(Records)
::::::::
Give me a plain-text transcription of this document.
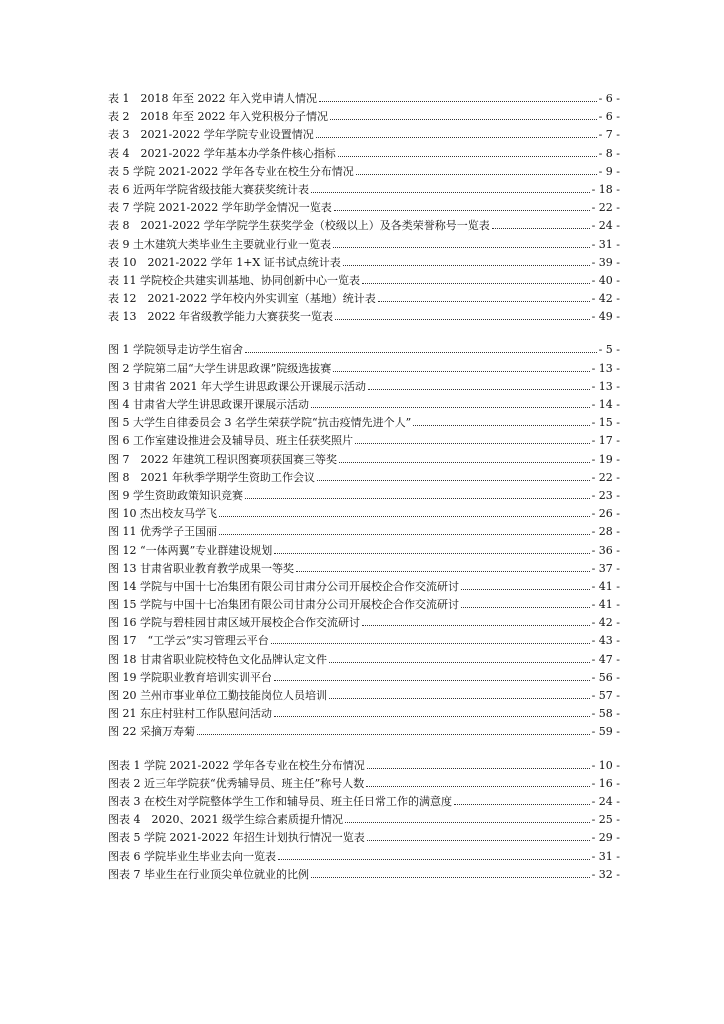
表 1　2018 年至 2022 年入党申请人情况	- 6 -
表 2　2018 年至 2022 年入党积极分子情况	- 6 -
表 3　2021-2022 学年学院专业设置情况	- 7 -
表 4　2021-2022 学年基本办学条件核心指标	- 8 -
表 5 学院 2021-2022 学年各专业在校生分布情况	- 9 -
表 6 近两年学院省级技能大赛获奖统计表	- 18 -
表 7 学院 2021-2022 学年助学金情况一览表	- 22 -
表 8　2021-2022 学年学院学生获奖学金（校级以上）及各类荣誉称号一览表	- 24 -
表 9 土木建筑大类毕业生主要就业行业一览表	- 31 -
表 10　2021-2022 学年 1+X 证书试点统计表	- 39 -
表 11 学院校企共建实训基地、协同创新中心一览表	- 40 -
表 12　2021-2022 学年校内外实训室（基地）统计表	- 42 -
表 13　2022 年省级教学能力大赛获奖一览表	- 49 -
图 1 学院领导走访学生宿舍	- 5 -
图 2 学院第二届“大学生讲思政课”院级选拔赛	- 13 -
图 3 甘肃省 2021 年大学生讲思政课公开课展示活动	- 13 -
图 4 甘肃省大学生讲思政课开课展示活动	- 14 -
图 5 大学生自律委员会 3 名学生荣获学院“抗击疫情先进个人”	- 15 -
图 6 工作室建设推进会及辅导员、班主任获奖照片	- 17 -
图 7　2022 年建筑工程识图赛项获国赛三等奖	- 19 -
图 8　2021 年秋季学期学生资助工作会议	- 22 -
图 9 学生资助政策知识竞赛	- 23 -
图 10 杰出校友马学飞	- 26 -
图 11 优秀学子王国丽	- 28 -
图 12 “一体两翼”专业群建设规划	- 36 -
图 13 甘肃省职业教育教学成果一等奖	- 37 -
图 14 学院与中国十七冶集团有限公司甘肃分公司开展校企合作交流研讨	- 41 -
图 15 学院与中国十七冶集团有限公司甘肃分公司开展校企合作交流研讨	- 41 -
图 16 学院与碧桂园甘肃区域开展校企合作交流研讨	- 42 -
图 17　“工学云”实习管理云平台	- 43 -
图 18 甘肃省职业院校特色文化品牌认定文件	- 47 -
图 19 学院职业教育培训实训平台	- 56 -
图 20 兰州市事业单位工勤技能岗位人员培训	- 57 -
图 21 东庄村驻村工作队慰问活动	- 58 -
图 22 采摘万寿菊	- 59 -
图表 1 学院 2021-2022 学年各专业在校生分布情况	- 10 -
图表 2 近三年学院获“优秀辅导员、班主任”称号人数	- 16 -
图表 3 在校生对学院整体学生工作和辅导员、班主任日常工作的满意度	- 24 -
图表 4　2020、2021 级学生综合素质提升情况	- 25 -
图表 5 学院 2021-2022 年招生计划执行情况一览表	- 29 -
图表 6 学院毕业生毕业去向一览表	- 31 -
图表 7 毕业生在行业顶尖单位就业的比例	- 32 -
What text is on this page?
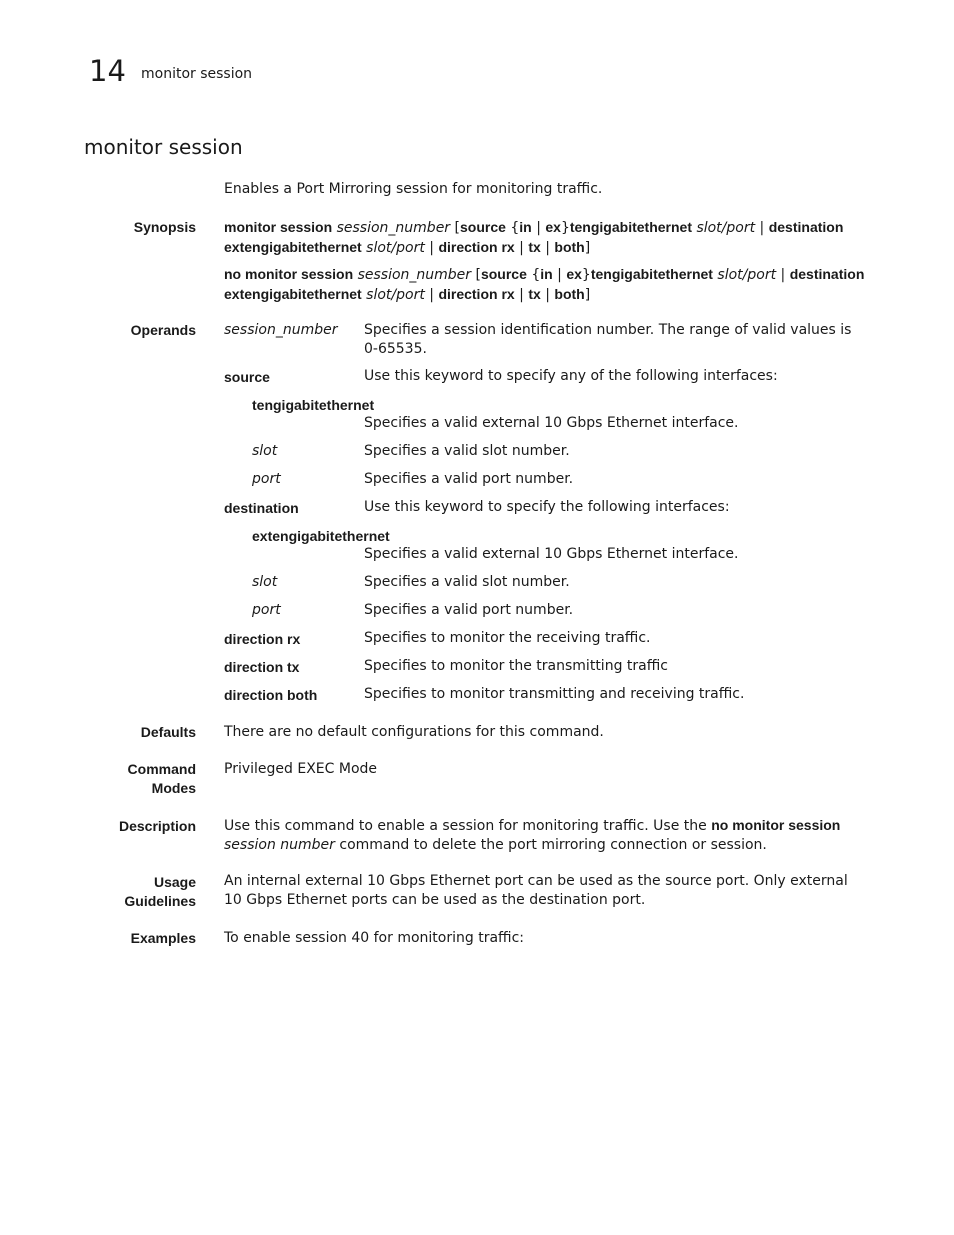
14 monitor session
monitor session
Enables a Port Mirroring session for monitoring traffic.
Synopsis monitor session session_number [source {in | ex}tengigabitethernet slot/port | destination
extengigabitethernet slot/port | direction rx | tx | both]
no monitor session session_number [source {in | ex}tengigabitethernet slot/port | destination
extengigabitethernet slot/port | direction rx | tx | both]
Operands session_number Specifies a session identification number. The range of valid values is 0-65535.
source	Use this keyword to specify any of the following interfaces:
tengigabitethernet
Specifies a valid external 10 Gbps Ethernet interface.
slot	Specifies a valid slot number.
port	Specifies a valid port number.
destination	Use this keyword to specify the following interfaces:
extengigabitethernet
Specifies a valid external 10 Gbps Ethernet interface.
slot	Specifies a valid slot number.
port	Specifies a valid port number.
direction rx	Specifies to monitor the receiving traffic.
direction tx	Specifies to monitor the transmitting traffic
direction both	Specifies to monitor transmitting and receiving traffic.
Defaults There are no default configurations for this command.
Command
Modes
Privileged EXEC Mode
Description Use this command to enable a session for monitoring traffic. Use the no monitor session session number command to delete the port mirroring connection or session.
Usage
Guidelines
An internal external 10 Gbps Ethernet port can be used as the source port. Only external 10 Gbps Ethernet ports can be used as the destination port.
Examples To enable session 40 for monitoring traffic:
::::::::
Repeat the material above verbatim. Leave the pictures behind.

Give me a plain-text transcription of this document.
表 1　2018 年至 2022 年入党申请人情况	- 6 -
表 2　2018 年至 2022 年入党积极分子情况	- 6 -
表 3　2021-2022 学年学院专业设置情况	- 7 -
表 4　2021-2022 学年基本办学条件核心指标	- 8 -
表 5 学院 2021-2022 学年各专业在校生分布情况	- 9 -
表 6 近两年学院省级技能大赛获奖统计表	- 18 -
表 7 学院 2021-2022 学年助学金情况一览表	- 22 -
表 8　2021-2022 学年学院学生获奖学金（校级以上）及各类荣誉称号一览表	- 24 -
表 9 土木建筑大类毕业生主要就业行业一览表	- 31 -
表 10　2021-2022 学年 1+X 证书试点统计表	- 39 -
表 11 学院校企共建实训基地、协同创新中心一览表	- 40 -
表 12　2021-2022 学年校内外实训室（基地）统计表	- 42 -
表 13　2022 年省级教学能力大赛获奖一览表	- 49 -
图 1 学院领导走访学生宿舍	- 5 -
图 2 学院第二届“大学生讲思政课”院级选拔赛	- 13 -
图 3 甘肃省 2021 年大学生讲思政课公开课展示活动	- 13 -
图 4 甘肃省大学生讲思政课开课展示活动	- 14 -
图 5 大学生自律委员会 3 名学生荣获学院“抗击疫情先进个人”	- 15 -
图 6 工作室建设推进会及辅导员、班主任获奖照片	- 17 -
图 7　2022 年建筑工程识图赛项获国赛三等奖	- 19 -
图 8　2021 年秋季学期学生资助工作会议	- 22 -
图 9 学生资助政策知识竞赛	- 23 -
图 10 杰出校友马学飞	- 26 -
图 11 优秀学子王国丽	- 28 -
图 12 “一体两翼”专业群建设规划	- 36 -
图 13 甘肃省职业教育教学成果一等奖	- 37 -
图 14 学院与中国十七冶集团有限公司甘肃分公司开展校企合作交流研讨	- 41 -
图 15 学院与中国十七冶集团有限公司甘肃分公司开展校企合作交流研讨	- 41 -
图 16 学院与碧桂园甘肃区域开展校企合作交流研讨	- 42 -
图 17　“工学云”实习管理云平台	- 43 -
图 18 甘肃省职业院校特色文化品牌认定文件	- 47 -
图 19 学院职业教育培训实训平台	- 56 -
图 20 兰州市事业单位工勤技能岗位人员培训	- 57 -
图 21 东庄村驻村工作队慰问活动	- 58 -
图 22 采摘万寿菊	- 59 -
图表 1 学院 2021-2022 学年各专业在校生分布情况	- 10 -
图表 2 近三年学院获“优秀辅导员、班主任”称号人数	- 16 -
图表 3 在校生对学院整体学生工作和辅导员、班主任日常工作的满意度	- 24 -
图表 4　2020、2021 级学生综合素质提升情况	- 25 -
图表 5 学院 2021-2022 年招生计划执行情况一览表	- 29 -
图表 6 学院毕业生毕业去向一览表	- 31 -
图表 7 毕业生在行业顶尖单位就业的比例	- 32 -
What text is on this page?
14 monitor session
monitor session
Enables a Port Mirroring session for monitoring traffic.
Synopsis monitor session session_number [source {in | ex}tengigabitethernet slot/port | destination
extengigabitethernet slot/port | direction rx | tx | both]
no monitor session session_number [source {in | ex}tengigabitethernet slot/port | destination
extengigabitethernet slot/port | direction rx | tx | both]
Operands session_number Specifies a session identification number. The range of valid values is 0-65535.
source	Use this keyword to specify any of the following interfaces:
tengigabitethernet
Specifies a valid external 10 Gbps Ethernet interface.
slot	Specifies a valid slot number.
port	Specifies a valid port number.
destination	Use this keyword to specify the following interfaces:
extengigabitethernet
Specifies a valid external 10 Gbps Ethernet interface.
slot	Specifies a valid slot number.
port	Specifies a valid port number.
direction rx	Specifies to monitor the receiving traffic.
direction tx	Specifies to monitor the transmitting traffic
direction both	Specifies to monitor transmitting and receiving traffic.
Defaults There are no default configurations for this command.
Command
Modes
Privileged EXEC Mode
Description Use this command to enable a session for monitoring traffic. Use the no monitor session session number command to delete the port mirroring connection or session.
Usage
Guidelines
An internal external 10 Gbps Ethernet port can be used as the source port. Only external 10 Gbps Ethernet ports can be used as the destination port.
Examples To enable session 40 for monitoring traffic:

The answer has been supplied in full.